**AVAILABLE DATA**
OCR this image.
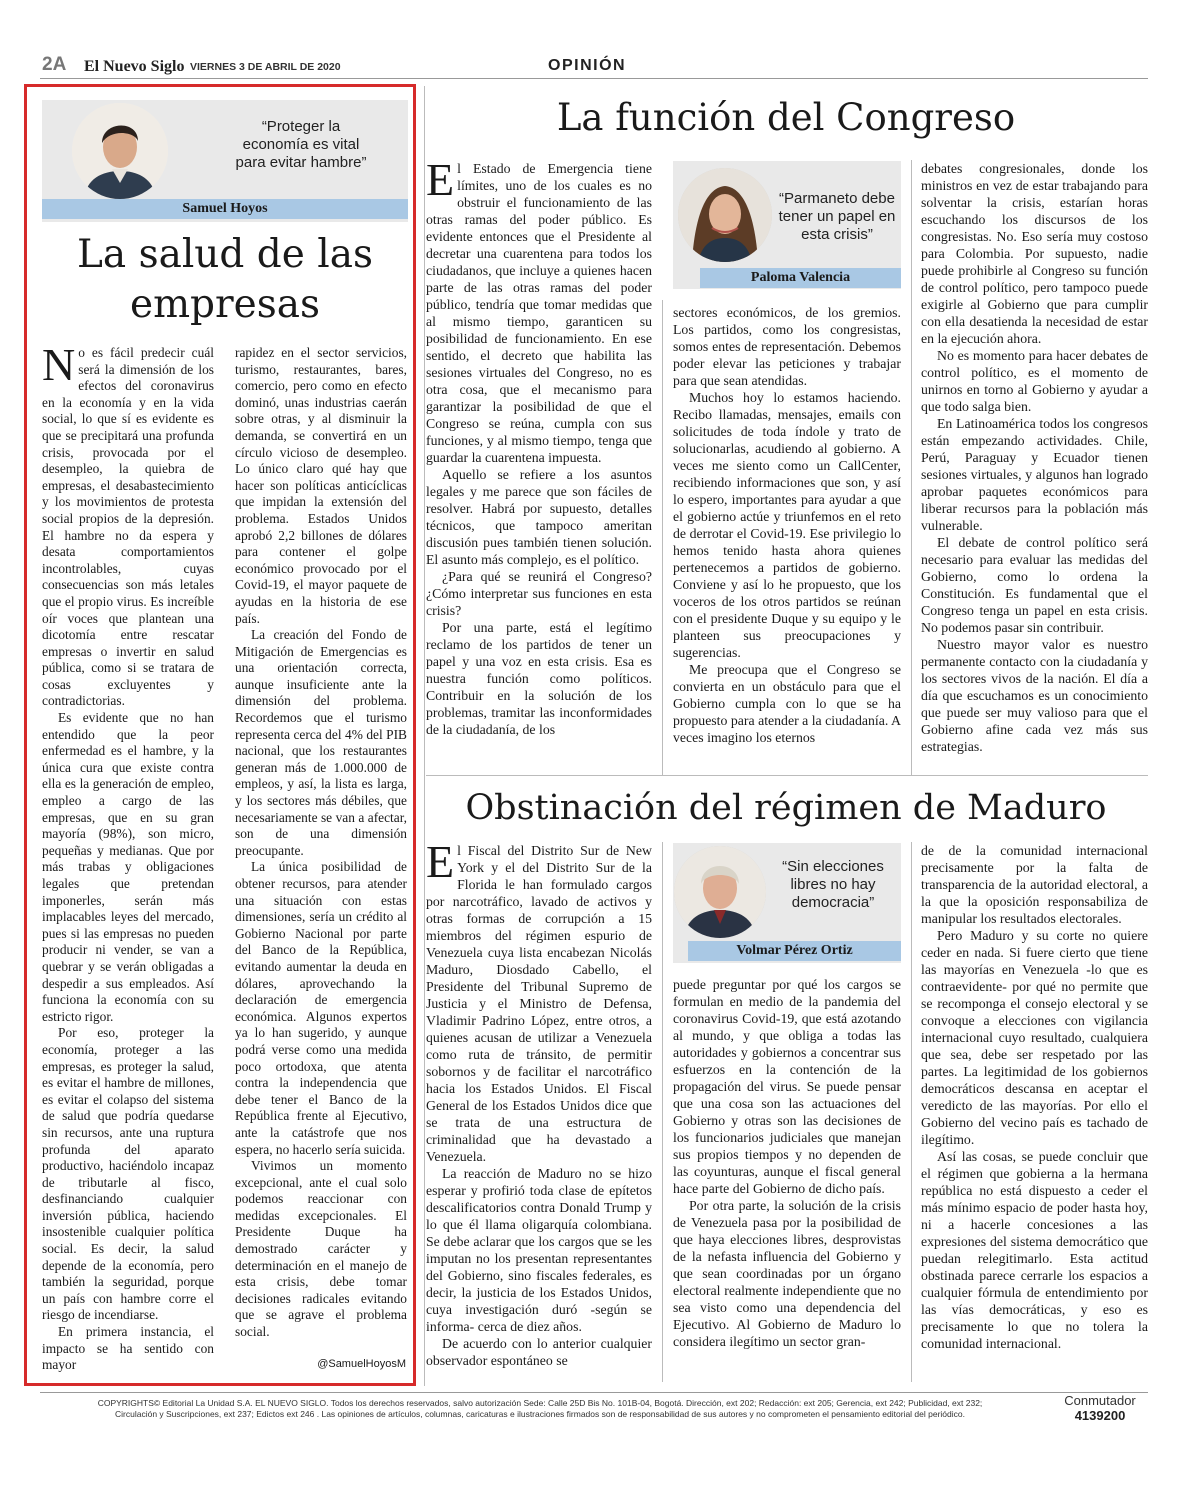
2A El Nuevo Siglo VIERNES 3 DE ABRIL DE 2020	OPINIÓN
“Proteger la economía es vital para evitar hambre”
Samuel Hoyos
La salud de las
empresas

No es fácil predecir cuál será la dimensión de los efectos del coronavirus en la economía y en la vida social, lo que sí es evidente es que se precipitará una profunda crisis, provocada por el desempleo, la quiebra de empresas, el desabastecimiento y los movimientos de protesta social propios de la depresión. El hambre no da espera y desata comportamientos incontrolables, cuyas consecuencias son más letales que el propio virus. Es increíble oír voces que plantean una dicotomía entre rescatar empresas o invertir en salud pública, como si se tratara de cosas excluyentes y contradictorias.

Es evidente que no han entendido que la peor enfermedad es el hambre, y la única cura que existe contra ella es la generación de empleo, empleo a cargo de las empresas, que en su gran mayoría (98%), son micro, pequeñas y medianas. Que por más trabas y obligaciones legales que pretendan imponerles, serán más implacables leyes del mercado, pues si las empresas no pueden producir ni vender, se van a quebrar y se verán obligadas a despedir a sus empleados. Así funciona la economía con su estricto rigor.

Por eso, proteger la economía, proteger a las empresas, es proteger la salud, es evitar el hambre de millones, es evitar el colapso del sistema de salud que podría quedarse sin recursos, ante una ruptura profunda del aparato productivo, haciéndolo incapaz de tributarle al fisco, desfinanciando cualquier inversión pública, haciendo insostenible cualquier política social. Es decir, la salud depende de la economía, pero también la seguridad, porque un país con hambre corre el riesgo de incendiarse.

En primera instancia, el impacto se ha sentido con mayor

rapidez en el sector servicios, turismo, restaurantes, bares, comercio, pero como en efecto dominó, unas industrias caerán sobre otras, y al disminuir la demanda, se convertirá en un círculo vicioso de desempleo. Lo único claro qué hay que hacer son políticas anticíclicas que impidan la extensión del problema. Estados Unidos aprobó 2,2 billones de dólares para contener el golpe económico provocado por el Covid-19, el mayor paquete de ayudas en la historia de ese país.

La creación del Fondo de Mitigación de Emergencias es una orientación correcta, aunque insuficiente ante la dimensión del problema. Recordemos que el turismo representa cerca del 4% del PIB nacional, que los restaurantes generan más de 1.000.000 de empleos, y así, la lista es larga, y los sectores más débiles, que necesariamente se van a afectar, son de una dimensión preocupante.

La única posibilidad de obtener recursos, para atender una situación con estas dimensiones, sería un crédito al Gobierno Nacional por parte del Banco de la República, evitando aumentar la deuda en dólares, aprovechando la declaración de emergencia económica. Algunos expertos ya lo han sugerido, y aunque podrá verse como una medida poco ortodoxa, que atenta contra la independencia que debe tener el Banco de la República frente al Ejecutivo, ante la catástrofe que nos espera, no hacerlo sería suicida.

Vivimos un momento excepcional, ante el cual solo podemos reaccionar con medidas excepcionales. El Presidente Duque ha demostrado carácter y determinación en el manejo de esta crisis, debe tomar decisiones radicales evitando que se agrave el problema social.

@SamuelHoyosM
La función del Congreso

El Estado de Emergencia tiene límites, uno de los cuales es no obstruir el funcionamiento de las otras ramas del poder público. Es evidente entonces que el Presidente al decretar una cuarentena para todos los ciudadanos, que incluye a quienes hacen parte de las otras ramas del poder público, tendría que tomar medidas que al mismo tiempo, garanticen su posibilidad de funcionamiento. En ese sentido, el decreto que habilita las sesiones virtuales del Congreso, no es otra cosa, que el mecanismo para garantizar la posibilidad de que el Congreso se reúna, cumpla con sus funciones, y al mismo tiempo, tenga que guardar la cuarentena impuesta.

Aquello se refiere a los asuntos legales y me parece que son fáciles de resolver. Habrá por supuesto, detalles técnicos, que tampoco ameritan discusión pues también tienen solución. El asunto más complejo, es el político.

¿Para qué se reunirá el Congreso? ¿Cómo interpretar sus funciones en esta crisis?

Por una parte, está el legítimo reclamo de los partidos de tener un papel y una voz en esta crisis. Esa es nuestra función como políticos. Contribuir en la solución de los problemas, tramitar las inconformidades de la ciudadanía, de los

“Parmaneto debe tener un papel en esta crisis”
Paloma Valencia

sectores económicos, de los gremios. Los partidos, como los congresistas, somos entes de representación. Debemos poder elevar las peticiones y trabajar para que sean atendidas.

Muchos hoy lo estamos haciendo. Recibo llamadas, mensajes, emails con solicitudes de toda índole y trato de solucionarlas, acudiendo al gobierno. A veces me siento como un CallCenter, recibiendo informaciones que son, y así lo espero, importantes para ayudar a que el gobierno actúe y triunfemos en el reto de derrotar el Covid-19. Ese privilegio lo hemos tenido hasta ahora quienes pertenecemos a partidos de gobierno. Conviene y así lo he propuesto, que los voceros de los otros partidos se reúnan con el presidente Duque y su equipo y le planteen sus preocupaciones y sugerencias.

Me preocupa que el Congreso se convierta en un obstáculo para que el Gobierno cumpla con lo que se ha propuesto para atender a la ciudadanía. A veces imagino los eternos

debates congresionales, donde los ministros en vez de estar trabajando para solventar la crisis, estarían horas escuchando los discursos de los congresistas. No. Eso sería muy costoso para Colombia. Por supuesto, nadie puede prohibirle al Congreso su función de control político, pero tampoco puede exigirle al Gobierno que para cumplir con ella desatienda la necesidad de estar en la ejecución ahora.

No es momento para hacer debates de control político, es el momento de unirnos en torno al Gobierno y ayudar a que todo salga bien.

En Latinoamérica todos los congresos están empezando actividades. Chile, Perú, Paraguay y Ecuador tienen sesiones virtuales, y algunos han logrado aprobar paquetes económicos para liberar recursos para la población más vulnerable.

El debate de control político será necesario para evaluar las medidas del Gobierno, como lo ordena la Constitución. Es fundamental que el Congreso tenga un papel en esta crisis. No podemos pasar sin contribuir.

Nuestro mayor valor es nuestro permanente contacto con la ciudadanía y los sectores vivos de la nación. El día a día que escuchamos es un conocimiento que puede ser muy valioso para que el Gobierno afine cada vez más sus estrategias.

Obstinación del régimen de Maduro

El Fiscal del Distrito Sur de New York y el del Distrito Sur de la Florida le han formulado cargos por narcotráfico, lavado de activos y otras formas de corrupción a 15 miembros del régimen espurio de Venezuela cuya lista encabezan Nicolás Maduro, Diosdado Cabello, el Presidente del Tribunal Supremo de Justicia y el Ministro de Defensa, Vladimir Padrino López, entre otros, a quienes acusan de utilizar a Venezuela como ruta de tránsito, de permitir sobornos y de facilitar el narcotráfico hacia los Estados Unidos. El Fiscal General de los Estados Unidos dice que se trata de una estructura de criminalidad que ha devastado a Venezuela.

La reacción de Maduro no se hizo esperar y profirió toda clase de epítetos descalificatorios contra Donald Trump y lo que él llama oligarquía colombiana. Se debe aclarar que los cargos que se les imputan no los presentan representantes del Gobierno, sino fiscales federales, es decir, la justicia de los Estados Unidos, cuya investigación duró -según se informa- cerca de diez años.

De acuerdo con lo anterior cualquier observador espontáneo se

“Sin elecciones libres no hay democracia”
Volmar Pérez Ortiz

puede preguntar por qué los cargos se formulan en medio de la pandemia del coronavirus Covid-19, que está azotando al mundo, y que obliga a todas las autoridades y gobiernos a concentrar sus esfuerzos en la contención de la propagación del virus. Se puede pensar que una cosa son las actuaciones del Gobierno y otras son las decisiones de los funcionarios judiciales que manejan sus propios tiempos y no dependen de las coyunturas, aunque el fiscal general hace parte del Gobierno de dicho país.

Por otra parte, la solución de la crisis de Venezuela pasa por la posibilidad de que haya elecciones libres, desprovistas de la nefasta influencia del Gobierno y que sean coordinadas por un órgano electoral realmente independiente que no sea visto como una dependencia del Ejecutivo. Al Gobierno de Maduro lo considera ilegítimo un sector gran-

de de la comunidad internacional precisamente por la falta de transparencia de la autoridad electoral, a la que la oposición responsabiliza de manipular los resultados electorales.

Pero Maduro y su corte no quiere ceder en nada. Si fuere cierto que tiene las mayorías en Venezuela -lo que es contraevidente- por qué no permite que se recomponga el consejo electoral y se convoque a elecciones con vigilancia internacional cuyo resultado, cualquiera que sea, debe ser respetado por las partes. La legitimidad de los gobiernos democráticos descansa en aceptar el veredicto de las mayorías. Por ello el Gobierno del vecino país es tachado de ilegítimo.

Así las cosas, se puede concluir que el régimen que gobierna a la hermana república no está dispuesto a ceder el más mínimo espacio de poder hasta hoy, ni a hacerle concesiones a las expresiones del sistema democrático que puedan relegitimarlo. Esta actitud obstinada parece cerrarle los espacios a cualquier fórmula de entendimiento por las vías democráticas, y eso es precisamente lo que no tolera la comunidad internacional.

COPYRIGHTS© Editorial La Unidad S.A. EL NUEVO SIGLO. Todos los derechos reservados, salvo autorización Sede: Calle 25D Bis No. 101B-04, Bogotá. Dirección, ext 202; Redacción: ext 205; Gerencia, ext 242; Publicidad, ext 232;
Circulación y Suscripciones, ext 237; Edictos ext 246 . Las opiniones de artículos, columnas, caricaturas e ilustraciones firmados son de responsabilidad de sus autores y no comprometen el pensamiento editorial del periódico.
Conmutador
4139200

**EXERCISE**
Using the data above, say how many lines include the word "Estados". Write only that number.

**EXERCISE OUTPUT**
3